STORED DATA:
------------------------------

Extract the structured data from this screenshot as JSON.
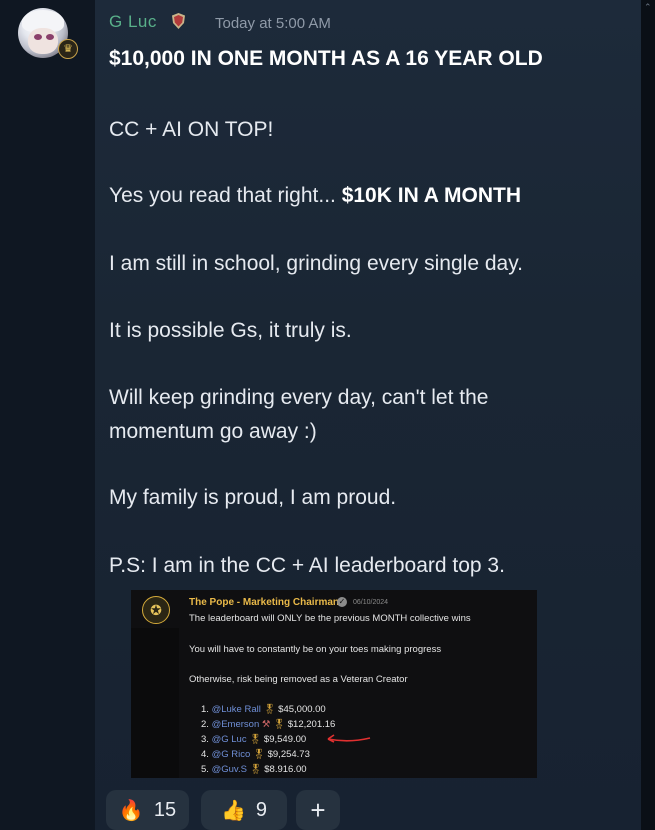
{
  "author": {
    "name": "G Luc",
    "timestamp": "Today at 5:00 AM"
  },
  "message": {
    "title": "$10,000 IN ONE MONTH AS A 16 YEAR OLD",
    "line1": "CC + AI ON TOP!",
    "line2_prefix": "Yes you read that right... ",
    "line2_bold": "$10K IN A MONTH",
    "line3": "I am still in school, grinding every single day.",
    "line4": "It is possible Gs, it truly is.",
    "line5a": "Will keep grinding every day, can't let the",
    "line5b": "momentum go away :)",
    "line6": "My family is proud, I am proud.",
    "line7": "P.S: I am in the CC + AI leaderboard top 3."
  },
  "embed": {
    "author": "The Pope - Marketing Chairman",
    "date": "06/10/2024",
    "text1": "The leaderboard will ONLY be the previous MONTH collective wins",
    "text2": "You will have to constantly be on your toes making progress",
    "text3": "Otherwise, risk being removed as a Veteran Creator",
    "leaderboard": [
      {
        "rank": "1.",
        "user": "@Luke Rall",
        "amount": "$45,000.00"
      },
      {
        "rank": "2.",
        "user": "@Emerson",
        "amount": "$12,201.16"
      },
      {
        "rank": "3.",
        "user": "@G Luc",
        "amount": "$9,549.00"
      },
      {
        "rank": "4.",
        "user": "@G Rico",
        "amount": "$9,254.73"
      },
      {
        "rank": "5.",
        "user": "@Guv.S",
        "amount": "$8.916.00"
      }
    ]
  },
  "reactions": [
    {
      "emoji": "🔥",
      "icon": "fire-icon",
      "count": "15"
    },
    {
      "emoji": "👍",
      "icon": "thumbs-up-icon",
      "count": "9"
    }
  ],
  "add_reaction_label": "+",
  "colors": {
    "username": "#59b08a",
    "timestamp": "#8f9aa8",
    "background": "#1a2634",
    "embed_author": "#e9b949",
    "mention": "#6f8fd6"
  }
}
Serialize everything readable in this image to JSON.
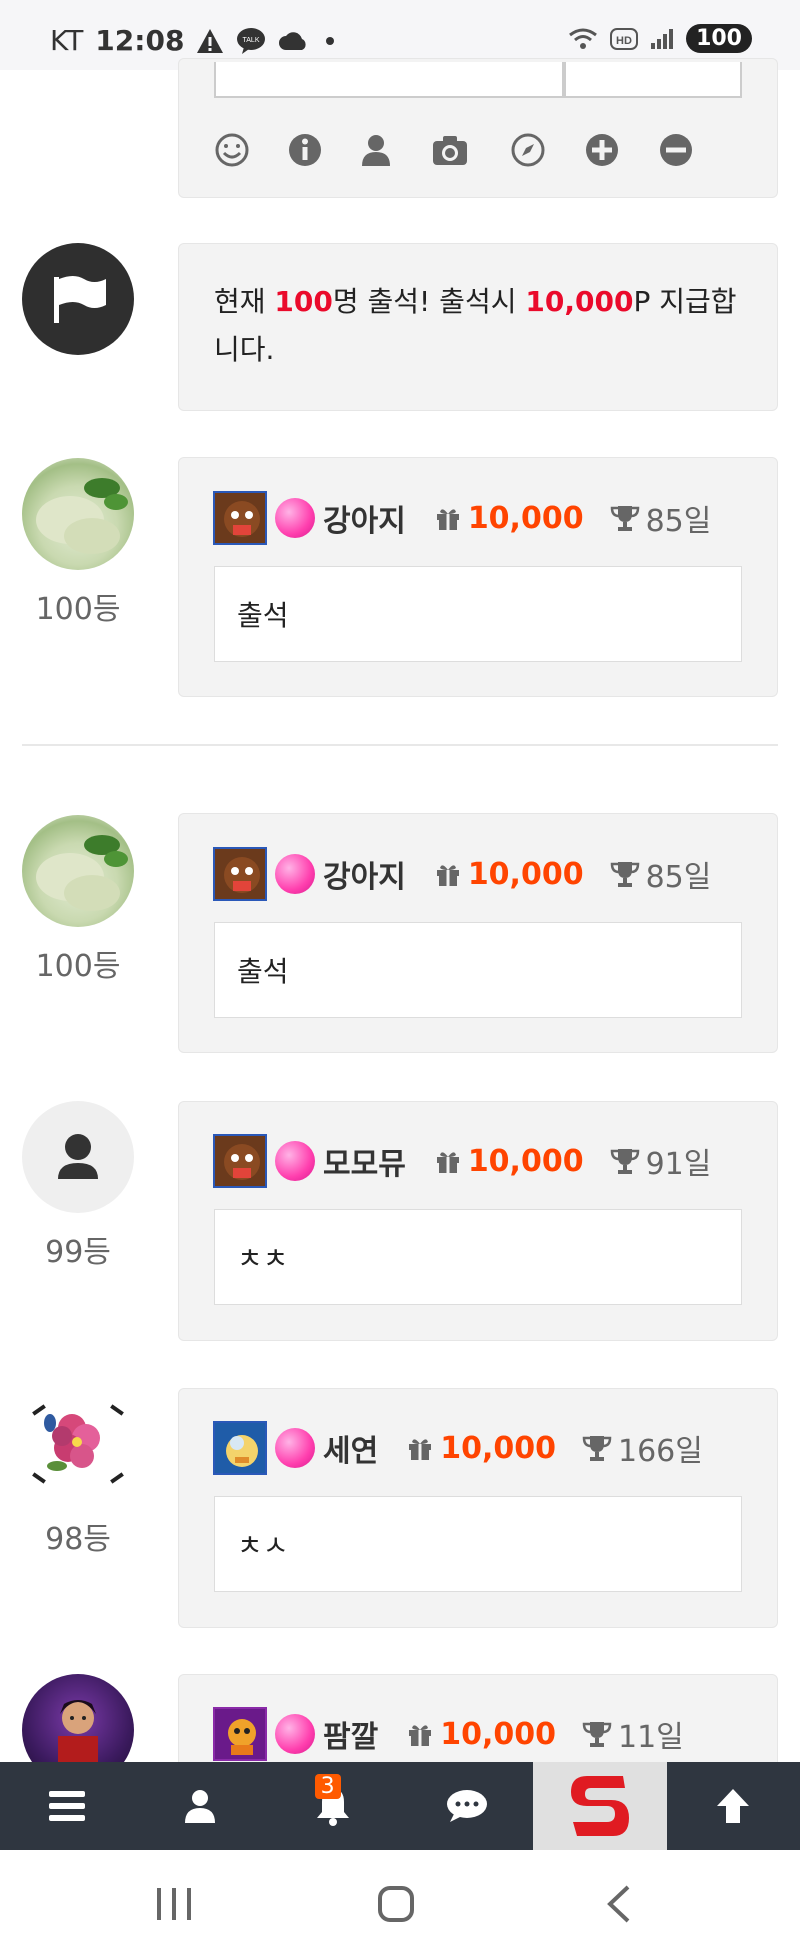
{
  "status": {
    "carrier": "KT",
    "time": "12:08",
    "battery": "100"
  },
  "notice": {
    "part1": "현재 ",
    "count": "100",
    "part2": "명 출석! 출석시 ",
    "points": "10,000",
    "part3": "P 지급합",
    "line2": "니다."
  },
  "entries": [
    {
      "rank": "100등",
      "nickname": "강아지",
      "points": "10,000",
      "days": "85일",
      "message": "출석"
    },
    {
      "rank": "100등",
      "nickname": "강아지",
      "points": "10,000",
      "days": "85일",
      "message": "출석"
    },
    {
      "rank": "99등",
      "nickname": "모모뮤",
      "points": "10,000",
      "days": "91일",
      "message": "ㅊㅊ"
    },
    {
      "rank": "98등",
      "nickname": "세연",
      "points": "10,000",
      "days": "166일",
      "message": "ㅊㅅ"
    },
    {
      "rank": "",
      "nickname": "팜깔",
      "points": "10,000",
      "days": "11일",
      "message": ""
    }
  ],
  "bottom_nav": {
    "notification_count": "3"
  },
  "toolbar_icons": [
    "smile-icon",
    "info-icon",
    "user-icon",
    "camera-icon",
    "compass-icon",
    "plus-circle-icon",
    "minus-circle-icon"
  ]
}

------------------------------

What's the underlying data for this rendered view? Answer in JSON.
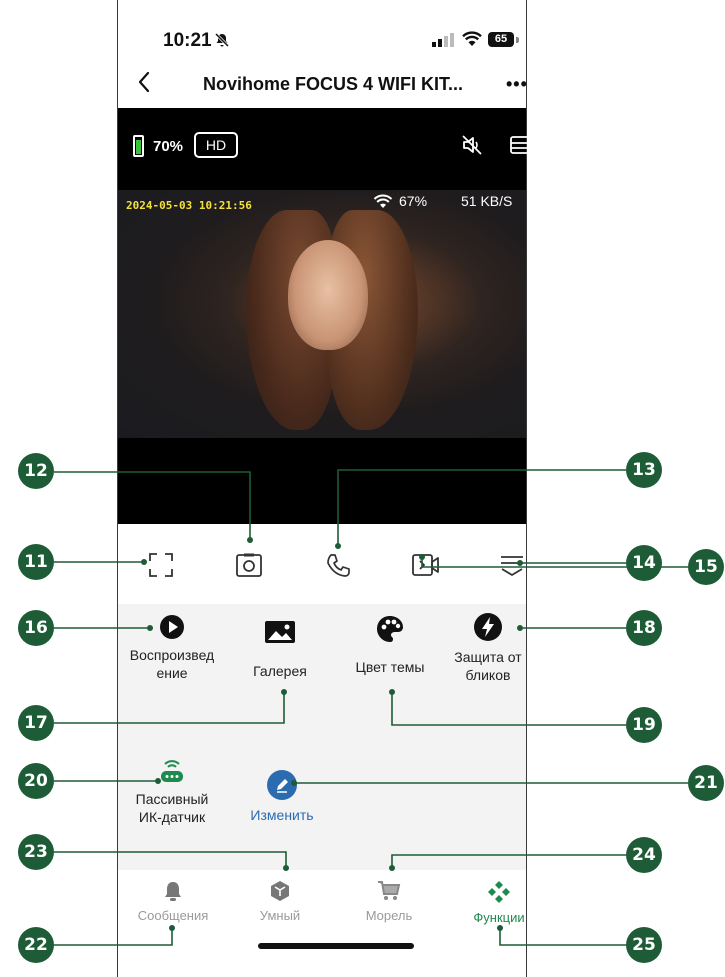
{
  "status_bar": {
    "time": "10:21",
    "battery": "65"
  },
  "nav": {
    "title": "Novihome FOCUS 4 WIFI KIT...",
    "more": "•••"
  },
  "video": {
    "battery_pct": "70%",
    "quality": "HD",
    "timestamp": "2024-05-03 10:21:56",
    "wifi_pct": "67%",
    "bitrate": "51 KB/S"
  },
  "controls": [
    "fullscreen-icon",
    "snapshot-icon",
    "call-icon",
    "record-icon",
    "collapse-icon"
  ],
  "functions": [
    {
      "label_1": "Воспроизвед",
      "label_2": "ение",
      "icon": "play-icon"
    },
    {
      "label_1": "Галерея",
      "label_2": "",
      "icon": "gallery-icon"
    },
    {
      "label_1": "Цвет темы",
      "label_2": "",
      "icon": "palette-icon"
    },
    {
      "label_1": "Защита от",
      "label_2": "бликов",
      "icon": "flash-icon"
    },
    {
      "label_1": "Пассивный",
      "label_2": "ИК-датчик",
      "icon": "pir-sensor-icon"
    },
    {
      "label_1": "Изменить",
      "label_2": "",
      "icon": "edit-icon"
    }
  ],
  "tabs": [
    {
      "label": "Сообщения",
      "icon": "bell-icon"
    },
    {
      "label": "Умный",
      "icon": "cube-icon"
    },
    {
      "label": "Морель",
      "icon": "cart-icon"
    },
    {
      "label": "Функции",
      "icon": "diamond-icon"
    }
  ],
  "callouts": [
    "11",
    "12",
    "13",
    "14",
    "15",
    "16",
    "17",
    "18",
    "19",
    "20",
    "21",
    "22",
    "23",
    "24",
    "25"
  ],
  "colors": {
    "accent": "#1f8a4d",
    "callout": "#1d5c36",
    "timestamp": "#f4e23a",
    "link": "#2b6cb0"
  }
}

------------------------------

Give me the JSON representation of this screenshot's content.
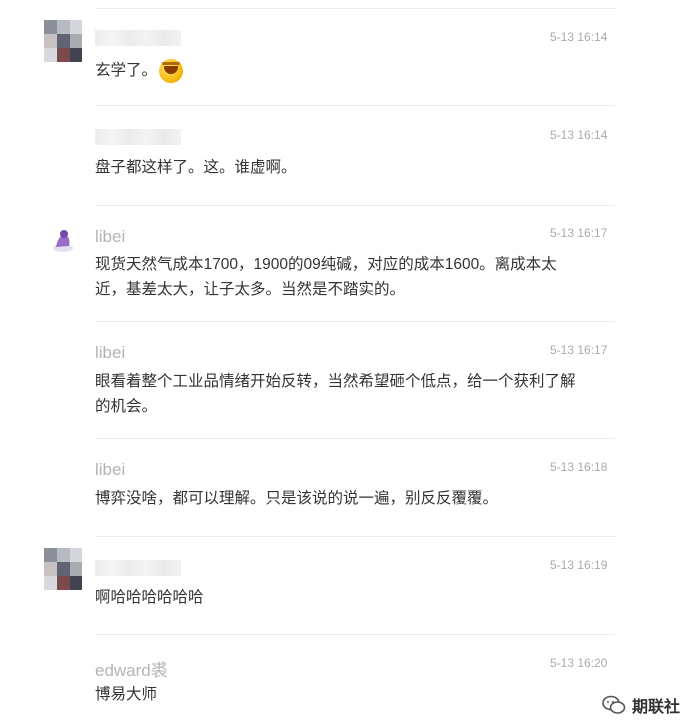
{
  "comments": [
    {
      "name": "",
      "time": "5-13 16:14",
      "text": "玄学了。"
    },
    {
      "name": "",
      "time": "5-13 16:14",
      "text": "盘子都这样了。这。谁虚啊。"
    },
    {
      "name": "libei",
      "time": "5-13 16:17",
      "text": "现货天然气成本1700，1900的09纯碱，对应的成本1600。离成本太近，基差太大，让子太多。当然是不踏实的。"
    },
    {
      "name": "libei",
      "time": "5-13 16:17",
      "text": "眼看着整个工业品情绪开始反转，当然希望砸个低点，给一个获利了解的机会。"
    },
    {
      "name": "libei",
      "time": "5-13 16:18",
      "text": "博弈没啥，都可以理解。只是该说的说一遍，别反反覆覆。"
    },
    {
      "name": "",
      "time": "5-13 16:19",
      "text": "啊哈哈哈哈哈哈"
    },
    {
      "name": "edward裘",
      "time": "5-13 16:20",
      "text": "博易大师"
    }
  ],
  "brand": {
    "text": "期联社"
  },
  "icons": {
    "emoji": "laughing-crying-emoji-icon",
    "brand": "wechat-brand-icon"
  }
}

------------------------------

WRITTEN EXERCISE: Only the number is needed here: how many lines of the records contain "grinding"?

TASK ANSWER: 2